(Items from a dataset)
start
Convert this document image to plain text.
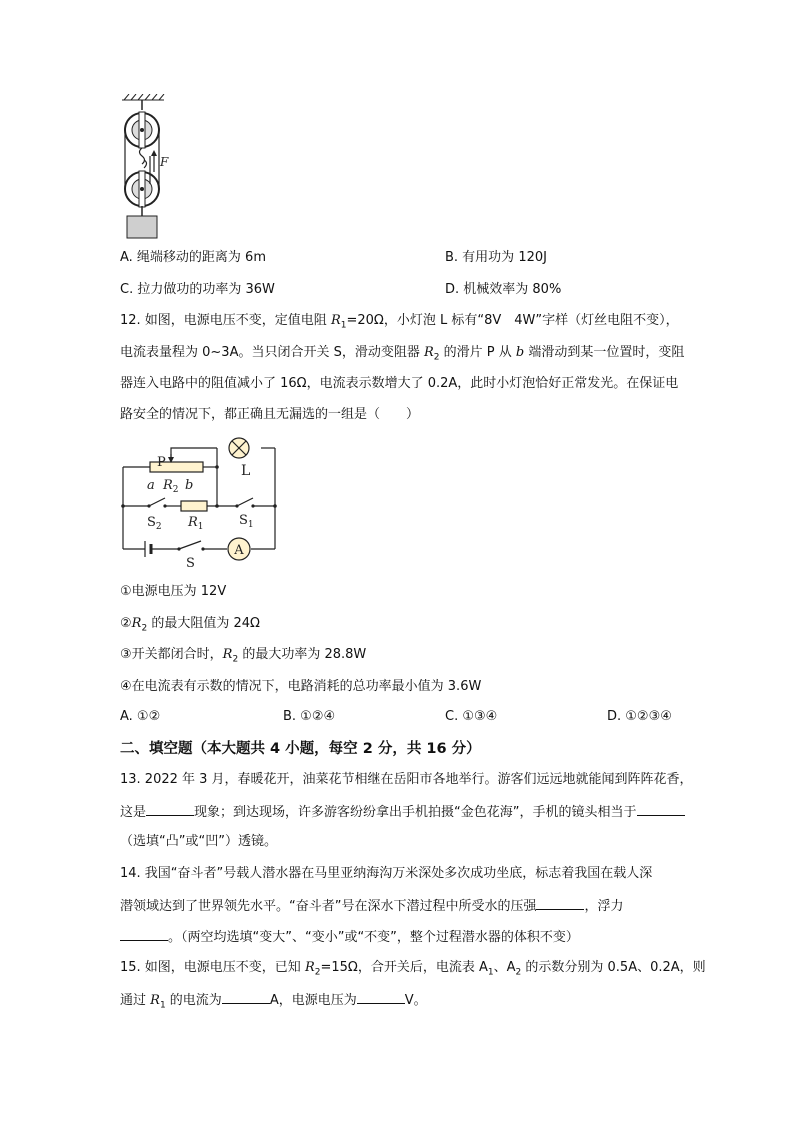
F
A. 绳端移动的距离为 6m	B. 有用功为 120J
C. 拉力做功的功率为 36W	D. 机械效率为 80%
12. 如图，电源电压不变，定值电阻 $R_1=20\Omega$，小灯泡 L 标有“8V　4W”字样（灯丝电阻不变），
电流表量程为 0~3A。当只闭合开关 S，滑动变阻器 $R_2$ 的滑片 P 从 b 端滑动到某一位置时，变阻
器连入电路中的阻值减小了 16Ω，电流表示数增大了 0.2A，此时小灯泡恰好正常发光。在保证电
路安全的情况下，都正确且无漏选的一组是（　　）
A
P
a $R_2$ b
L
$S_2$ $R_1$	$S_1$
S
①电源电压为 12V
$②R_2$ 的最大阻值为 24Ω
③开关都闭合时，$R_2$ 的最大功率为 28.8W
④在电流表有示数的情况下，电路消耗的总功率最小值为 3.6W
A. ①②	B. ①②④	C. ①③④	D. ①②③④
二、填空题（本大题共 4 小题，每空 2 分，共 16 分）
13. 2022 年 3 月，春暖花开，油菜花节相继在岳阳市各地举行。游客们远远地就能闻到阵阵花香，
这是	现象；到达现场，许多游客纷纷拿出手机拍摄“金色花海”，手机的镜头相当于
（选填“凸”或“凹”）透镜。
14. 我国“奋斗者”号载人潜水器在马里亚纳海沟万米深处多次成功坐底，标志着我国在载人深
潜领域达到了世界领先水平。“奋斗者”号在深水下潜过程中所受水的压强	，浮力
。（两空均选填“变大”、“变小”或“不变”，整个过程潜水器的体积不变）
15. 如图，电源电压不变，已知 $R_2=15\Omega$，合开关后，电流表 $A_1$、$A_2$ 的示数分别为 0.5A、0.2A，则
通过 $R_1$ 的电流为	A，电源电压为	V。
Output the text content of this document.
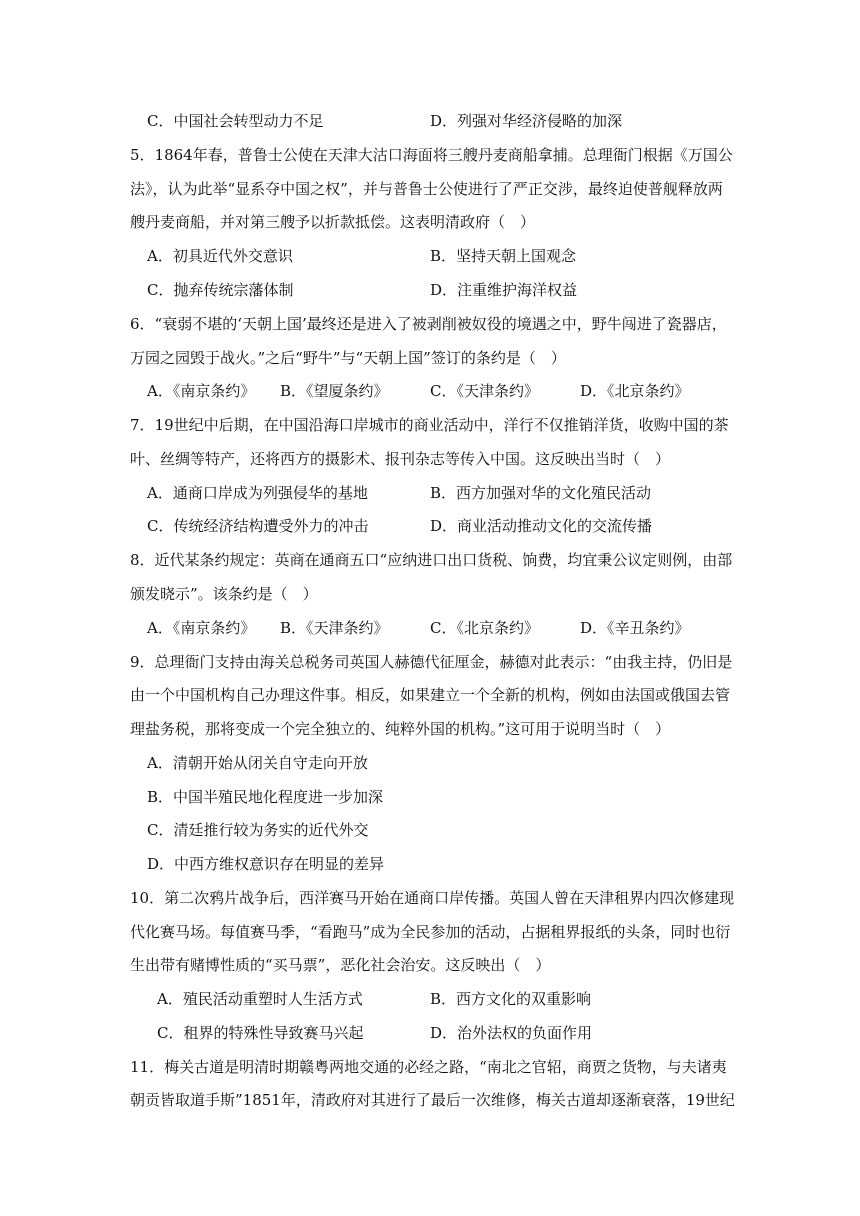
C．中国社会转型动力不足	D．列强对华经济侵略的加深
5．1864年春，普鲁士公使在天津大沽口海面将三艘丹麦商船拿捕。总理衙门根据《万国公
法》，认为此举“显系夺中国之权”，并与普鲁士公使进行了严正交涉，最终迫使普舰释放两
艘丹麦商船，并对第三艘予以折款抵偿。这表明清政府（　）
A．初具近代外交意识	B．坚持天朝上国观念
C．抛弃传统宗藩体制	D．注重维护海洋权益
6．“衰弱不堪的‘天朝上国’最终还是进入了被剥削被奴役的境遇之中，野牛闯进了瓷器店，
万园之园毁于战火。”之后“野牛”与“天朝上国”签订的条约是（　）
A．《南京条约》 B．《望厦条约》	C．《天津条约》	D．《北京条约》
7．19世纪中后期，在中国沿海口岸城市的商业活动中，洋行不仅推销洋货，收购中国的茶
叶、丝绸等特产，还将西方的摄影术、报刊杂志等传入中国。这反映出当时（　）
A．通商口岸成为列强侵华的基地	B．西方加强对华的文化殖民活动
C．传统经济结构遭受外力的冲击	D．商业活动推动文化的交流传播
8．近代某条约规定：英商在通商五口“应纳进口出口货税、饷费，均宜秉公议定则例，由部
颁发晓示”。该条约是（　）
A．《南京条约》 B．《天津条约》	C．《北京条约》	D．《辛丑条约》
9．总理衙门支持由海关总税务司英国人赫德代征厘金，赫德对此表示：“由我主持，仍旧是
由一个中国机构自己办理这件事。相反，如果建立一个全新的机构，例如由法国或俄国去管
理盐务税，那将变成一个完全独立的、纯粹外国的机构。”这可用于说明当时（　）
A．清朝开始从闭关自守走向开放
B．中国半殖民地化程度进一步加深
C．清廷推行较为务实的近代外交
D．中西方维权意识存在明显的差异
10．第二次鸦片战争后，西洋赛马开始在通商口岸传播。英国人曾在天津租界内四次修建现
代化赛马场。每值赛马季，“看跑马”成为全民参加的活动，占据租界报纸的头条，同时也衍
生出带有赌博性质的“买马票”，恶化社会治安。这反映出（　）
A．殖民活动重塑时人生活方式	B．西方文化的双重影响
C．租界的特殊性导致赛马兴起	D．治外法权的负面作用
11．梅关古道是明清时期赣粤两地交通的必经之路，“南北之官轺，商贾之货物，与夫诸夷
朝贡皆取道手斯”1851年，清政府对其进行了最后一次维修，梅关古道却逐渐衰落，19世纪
end
start
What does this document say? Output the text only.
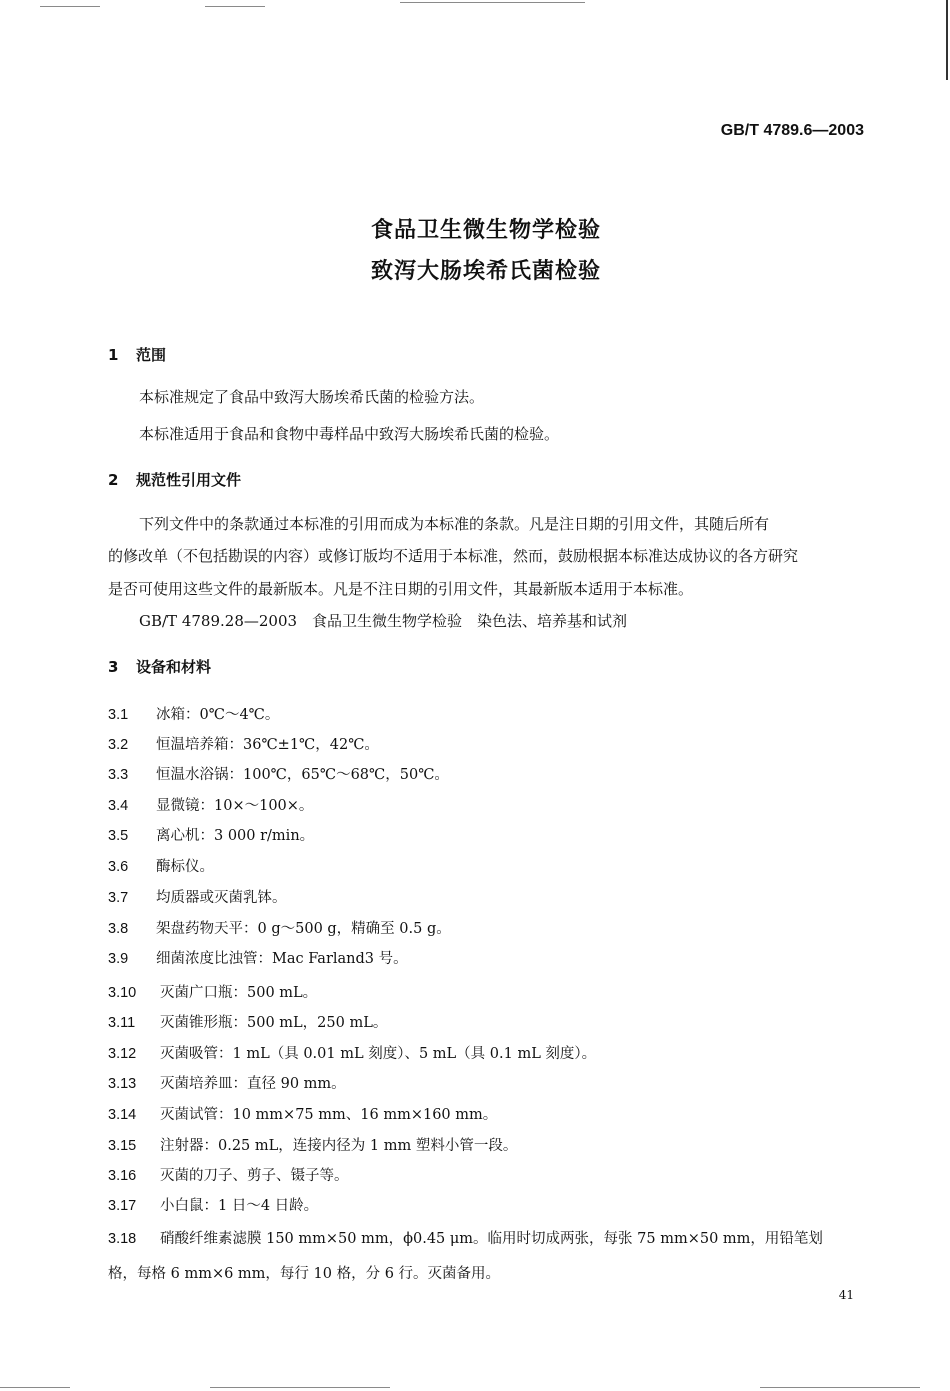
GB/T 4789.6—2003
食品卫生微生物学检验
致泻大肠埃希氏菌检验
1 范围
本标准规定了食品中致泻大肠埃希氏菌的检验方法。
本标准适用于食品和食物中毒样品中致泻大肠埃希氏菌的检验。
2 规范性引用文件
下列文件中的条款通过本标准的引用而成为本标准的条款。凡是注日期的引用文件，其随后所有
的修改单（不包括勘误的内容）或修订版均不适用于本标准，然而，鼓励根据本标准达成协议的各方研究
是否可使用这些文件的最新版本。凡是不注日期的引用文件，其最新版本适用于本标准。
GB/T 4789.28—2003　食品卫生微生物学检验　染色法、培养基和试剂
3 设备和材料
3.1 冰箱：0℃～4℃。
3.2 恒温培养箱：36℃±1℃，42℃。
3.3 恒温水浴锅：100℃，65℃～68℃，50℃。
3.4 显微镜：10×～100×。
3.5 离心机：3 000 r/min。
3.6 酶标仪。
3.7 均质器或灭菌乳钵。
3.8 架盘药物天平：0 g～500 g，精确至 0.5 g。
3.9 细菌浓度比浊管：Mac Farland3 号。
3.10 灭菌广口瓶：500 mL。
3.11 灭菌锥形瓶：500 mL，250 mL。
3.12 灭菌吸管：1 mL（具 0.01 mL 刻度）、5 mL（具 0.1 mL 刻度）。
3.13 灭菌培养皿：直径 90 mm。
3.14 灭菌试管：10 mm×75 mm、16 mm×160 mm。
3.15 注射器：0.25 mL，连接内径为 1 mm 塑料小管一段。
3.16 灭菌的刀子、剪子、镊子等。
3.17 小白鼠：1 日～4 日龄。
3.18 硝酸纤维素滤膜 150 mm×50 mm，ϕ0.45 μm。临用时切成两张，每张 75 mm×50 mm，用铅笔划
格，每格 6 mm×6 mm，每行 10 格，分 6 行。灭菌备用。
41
end
start
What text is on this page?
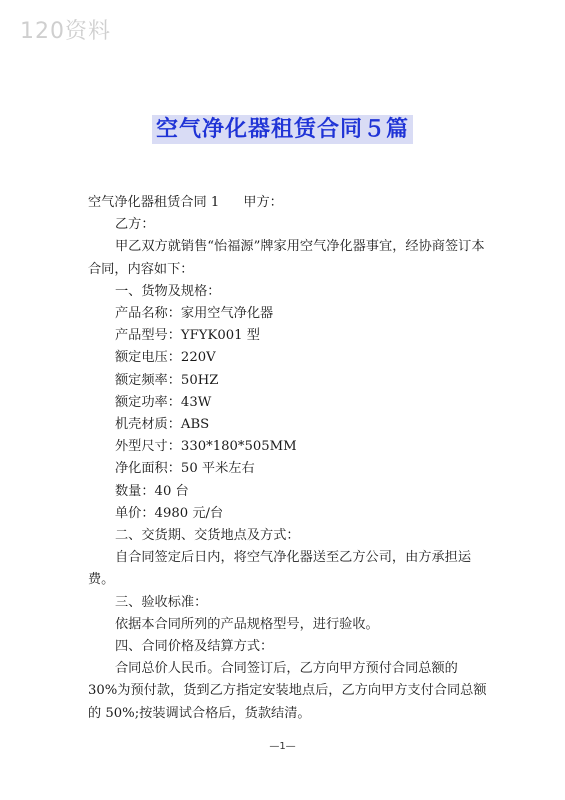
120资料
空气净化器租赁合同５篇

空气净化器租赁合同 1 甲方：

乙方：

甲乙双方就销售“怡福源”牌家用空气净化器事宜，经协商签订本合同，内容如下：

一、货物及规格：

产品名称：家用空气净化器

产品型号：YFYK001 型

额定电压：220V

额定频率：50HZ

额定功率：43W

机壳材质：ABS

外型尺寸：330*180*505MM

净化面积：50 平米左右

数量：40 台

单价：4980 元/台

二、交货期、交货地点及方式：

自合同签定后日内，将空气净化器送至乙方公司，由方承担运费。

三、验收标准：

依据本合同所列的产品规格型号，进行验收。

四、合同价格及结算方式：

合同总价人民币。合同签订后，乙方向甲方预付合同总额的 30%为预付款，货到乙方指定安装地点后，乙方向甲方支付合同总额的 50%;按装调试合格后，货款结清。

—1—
end
- [WHAT IS BEING ASKED]: Check each line of the entries above for the word "电源电压不变". List the ones that have it.

- [RESULT FOR THIS TASK]:
12. 如图，电源电压不变，定值电阻 $R_1=20\Omega$，小灯泡 L 标有“8V　4W”字样（灯丝电阻不变），
15. 如图，电源电压不变，已知 $R_2=15\Omega$，合开关后，电流表 $A_1$、$A_2$ 的示数分别为 0.5A、0.2A，则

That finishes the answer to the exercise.